STATED GOAL
Can you give all the records again without altering a single character?

MATERIAL SUPPLIED
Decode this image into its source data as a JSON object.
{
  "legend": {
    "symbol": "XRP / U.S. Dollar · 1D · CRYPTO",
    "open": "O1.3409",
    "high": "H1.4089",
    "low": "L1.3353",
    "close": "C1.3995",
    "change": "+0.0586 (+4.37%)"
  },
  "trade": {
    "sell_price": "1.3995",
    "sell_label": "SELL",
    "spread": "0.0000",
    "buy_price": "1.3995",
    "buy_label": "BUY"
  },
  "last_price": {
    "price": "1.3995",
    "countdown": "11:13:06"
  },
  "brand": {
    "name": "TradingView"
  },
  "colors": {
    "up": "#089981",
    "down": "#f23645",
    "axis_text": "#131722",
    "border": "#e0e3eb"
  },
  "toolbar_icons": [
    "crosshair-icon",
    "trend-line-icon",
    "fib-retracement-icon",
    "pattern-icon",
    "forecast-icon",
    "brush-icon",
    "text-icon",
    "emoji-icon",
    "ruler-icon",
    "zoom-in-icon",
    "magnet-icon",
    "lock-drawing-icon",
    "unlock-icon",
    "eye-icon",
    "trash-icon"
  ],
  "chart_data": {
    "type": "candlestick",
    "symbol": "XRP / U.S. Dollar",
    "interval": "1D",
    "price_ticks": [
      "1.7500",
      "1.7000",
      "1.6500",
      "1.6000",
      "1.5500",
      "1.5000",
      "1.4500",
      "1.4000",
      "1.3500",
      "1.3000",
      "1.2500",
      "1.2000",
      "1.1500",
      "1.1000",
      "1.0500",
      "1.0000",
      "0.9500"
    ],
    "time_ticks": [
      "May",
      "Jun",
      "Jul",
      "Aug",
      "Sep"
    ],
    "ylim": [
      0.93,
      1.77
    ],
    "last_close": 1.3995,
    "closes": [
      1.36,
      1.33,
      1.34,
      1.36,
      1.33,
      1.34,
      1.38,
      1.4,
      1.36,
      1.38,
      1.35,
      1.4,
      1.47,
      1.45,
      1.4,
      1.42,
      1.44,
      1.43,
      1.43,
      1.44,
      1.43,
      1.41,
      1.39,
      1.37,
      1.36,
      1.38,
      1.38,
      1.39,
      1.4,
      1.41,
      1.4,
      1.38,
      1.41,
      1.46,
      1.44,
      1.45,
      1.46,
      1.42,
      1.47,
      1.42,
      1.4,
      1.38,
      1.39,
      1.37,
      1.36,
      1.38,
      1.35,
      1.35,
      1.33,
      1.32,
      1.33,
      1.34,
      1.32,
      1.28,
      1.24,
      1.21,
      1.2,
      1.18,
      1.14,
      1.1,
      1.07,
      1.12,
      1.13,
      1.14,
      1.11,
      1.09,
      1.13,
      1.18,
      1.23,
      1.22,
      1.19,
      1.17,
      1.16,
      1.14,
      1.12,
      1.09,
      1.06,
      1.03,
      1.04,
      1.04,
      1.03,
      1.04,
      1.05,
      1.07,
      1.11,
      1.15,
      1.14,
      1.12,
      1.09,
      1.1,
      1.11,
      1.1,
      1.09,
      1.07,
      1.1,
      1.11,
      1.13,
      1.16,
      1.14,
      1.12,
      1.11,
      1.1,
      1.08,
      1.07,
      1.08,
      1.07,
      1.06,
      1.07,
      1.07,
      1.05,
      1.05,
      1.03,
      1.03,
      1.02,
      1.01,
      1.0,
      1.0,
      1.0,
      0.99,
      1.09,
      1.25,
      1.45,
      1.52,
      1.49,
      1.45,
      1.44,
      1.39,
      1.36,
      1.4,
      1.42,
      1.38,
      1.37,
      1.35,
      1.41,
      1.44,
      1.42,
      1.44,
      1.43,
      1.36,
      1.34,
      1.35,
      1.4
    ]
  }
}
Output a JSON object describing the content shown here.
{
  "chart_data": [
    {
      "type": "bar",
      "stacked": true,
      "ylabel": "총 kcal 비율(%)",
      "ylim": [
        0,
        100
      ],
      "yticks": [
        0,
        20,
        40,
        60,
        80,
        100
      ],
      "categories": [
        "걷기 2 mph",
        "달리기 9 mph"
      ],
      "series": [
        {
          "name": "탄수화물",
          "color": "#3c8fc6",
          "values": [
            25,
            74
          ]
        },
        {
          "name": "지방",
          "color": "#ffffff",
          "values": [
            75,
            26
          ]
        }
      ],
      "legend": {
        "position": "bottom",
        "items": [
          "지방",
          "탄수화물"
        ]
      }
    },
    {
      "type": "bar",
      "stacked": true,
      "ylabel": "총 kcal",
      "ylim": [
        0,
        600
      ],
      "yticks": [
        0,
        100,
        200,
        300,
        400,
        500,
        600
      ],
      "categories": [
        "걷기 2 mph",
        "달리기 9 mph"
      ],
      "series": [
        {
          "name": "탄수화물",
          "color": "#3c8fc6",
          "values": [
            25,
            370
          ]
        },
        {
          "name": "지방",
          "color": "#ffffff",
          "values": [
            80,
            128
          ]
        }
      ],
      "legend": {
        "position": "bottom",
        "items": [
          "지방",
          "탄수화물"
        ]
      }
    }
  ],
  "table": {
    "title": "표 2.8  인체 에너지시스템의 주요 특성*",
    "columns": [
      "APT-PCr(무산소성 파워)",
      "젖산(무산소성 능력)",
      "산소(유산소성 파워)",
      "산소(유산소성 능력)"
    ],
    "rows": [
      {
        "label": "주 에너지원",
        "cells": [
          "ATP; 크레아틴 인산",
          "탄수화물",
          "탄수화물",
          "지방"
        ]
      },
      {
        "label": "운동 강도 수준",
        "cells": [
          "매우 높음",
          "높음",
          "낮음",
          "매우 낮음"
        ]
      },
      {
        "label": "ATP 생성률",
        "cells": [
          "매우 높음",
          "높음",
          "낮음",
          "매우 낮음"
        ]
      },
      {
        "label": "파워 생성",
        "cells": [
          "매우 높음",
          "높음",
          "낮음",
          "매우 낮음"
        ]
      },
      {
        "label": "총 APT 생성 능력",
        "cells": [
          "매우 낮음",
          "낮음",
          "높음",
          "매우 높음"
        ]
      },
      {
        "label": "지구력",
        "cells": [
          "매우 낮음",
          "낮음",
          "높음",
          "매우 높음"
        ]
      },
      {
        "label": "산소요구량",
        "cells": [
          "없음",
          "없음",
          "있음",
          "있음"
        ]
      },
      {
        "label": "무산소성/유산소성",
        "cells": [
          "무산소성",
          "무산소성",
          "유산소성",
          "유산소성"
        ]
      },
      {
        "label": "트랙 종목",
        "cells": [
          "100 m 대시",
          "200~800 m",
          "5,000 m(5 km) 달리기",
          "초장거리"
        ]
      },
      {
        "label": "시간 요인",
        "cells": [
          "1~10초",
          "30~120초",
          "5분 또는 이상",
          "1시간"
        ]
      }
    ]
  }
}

OUTPUT FOR THIS TASK
Decode this image into its source data as a JSON object.
{
  "legend": {
    "symbol": "XRP / U.S. Dollar · 1D · CRYPTO",
    "open": "O1.3409",
    "high": "H1.4089",
    "low": "L1.3353",
    "close": "C1.3995",
    "change": "+0.0586 (+4.37%)"
  },
  "trade": {
    "sell_price": "1.3995",
    "sell_label": "SELL",
    "spread": "0.0000",
    "buy_price": "1.3995",
    "buy_label": "BUY"
  },
  "last_price": {
    "price": "1.3995",
    "countdown": "11:13:06"
  },
  "brand": {
    "name": "TradingView"
  },
  "colors": {
    "up": "#089981",
    "down": "#f23645",
    "axis_text": "#131722",
    "border": "#e0e3eb"
  },
  "toolbar_icons": [
    "crosshair-icon",
    "trend-line-icon",
    "fib-retracement-icon",
    "pattern-icon",
    "forecast-icon",
    "brush-icon",
    "text-icon",
    "emoji-icon",
    "ruler-icon",
    "zoom-in-icon",
    "magnet-icon",
    "lock-drawing-icon",
    "unlock-icon",
    "eye-icon",
    "trash-icon"
  ],
  "chart_data": {
    "type": "candlestick",
    "symbol": "XRP / U.S. Dollar",
    "interval": "1D",
    "price_ticks": [
      "1.7500",
      "1.7000",
      "1.6500",
      "1.6000",
      "1.5500",
      "1.5000",
      "1.4500",
      "1.4000",
      "1.3500",
      "1.3000",
      "1.2500",
      "1.2000",
      "1.1500",
      "1.1000",
      "1.0500",
      "1.0000",
      "0.9500"
    ],
    "time_ticks": [
      "May",
      "Jun",
      "Jul",
      "Aug",
      "Sep"
    ],
    "ylim": [
      0.93,
      1.77
    ],
    "last_close": 1.3995,
    "closes": [
      1.36,
      1.33,
      1.34,
      1.36,
      1.33,
      1.34,
      1.38,
      1.4,
      1.36,
      1.38,
      1.35,
      1.4,
      1.47,
      1.45,
      1.4,
      1.42,
      1.44,
      1.43,
      1.43,
      1.44,
      1.43,
      1.41,
      1.39,
      1.37,
      1.36,
      1.38,
      1.38,
      1.39,
      1.4,
      1.41,
      1.4,
      1.38,
      1.41,
      1.46,
      1.44,
      1.45,
      1.46,
      1.42,
      1.47,
      1.42,
      1.4,
      1.38,
      1.39,
      1.37,
      1.36,
      1.38,
      1.35,
      1.35,
      1.33,
      1.32,
      1.33,
      1.34,
      1.32,
      1.28,
      1.24,
      1.21,
      1.2,
      1.18,
      1.14,
      1.1,
      1.07,
      1.12,
      1.13,
      1.14,
      1.11,
      1.09,
      1.13,
      1.18,
      1.23,
      1.22,
      1.19,
      1.17,
      1.16,
      1.14,
      1.12,
      1.09,
      1.06,
      1.03,
      1.04,
      1.04,
      1.03,
      1.04,
      1.05,
      1.07,
      1.11,
      1.15,
      1.14,
      1.12,
      1.09,
      1.1,
      1.11,
      1.1,
      1.09,
      1.07,
      1.1,
      1.11,
      1.13,
      1.16,
      1.14,
      1.12,
      1.11,
      1.1,
      1.08,
      1.07,
      1.08,
      1.07,
      1.06,
      1.07,
      1.07,
      1.05,
      1.05,
      1.03,
      1.03,
      1.02,
      1.01,
      1.0,
      1.0,
      1.0,
      0.99,
      1.09,
      1.25,
      1.45,
      1.52,
      1.49,
      1.45,
      1.44,
      1.39,
      1.36,
      1.4,
      1.42,
      1.38,
      1.37,
      1.35,
      1.41,
      1.44,
      1.42,
      1.44,
      1.43,
      1.36,
      1.34,
      1.35,
      1.4
    ]
  }
}
Output a JSON object describing the content shown here.
{
  "chart_data": [
    {
      "type": "bar",
      "stacked": true,
      "ylabel": "총 kcal 비율(%)",
      "ylim": [
        0,
        100
      ],
      "yticks": [
        0,
        20,
        40,
        60,
        80,
        100
      ],
      "categories": [
        "걷기 2 mph",
        "달리기 9 mph"
      ],
      "series": [
        {
          "name": "탄수화물",
          "color": "#3c8fc6",
          "values": [
            25,
            74
          ]
        },
        {
          "name": "지방",
          "color": "#ffffff",
          "values": [
            75,
            26
          ]
        }
      ],
      "legend": {
        "position": "bottom",
        "items": [
          "지방",
          "탄수화물"
        ]
      }
    },
    {
      "type": "bar",
      "stacked": true,
      "ylabel": "총 kcal",
      "ylim": [
        0,
        600
      ],
      "yticks": [
        0,
        100,
        200,
        300,
        400,
        500,
        600
      ],
      "categories": [
        "걷기 2 mph",
        "달리기 9 mph"
      ],
      "series": [
        {
          "name": "탄수화물",
          "color": "#3c8fc6",
          "values": [
            25,
            370
          ]
        },
        {
          "name": "지방",
          "color": "#ffffff",
          "values": [
            80,
            128
          ]
        }
      ],
      "legend": {
        "position": "bottom",
        "items": [
          "지방",
          "탄수화물"
        ]
      }
    }
  ],
  "table": {
    "title": "표 2.8  인체 에너지시스템의 주요 특성*",
    "columns": [
      "APT-PCr(무산소성 파워)",
      "젖산(무산소성 능력)",
      "산소(유산소성 파워)",
      "산소(유산소성 능력)"
    ],
    "rows": [
      {
        "label": "주 에너지원",
        "cells": [
          "ATP; 크레아틴 인산",
          "탄수화물",
          "탄수화물",
          "지방"
        ]
      },
      {
        "label": "운동 강도 수준",
        "cells": [
          "매우 높음",
          "높음",
          "낮음",
          "매우 낮음"
        ]
      },
      {
        "label": "ATP 생성률",
        "cells": [
          "매우 높음",
          "높음",
          "낮음",
          "매우 낮음"
        ]
      },
      {
        "label": "파워 생성",
        "cells": [
          "매우 높음",
          "높음",
          "낮음",
          "매우 낮음"
        ]
      },
      {
        "label": "총 APT 생성 능력",
        "cells": [
          "매우 낮음",
          "낮음",
          "높음",
          "매우 높음"
        ]
      },
      {
        "label": "지구력",
        "cells": [
          "매우 낮음",
          "낮음",
          "높음",
          "매우 높음"
        ]
      },
      {
        "label": "산소요구량",
        "cells": [
          "없음",
          "없음",
          "있음",
          "있음"
        ]
      },
      {
        "label": "무산소성/유산소성",
        "cells": [
          "무산소성",
          "무산소성",
          "유산소성",
          "유산소성"
        ]
      },
      {
        "label": "트랙 종목",
        "cells": [
          "100 m 대시",
          "200~800 m",
          "5,000 m(5 km) 달리기",
          "초장거리"
        ]
      },
      {
        "label": "시간 요인",
        "cells": [
          "1~10초",
          "30~120초",
          "5분 또는 이상",
          "1시간"
        ]
      }
    ]
  }
}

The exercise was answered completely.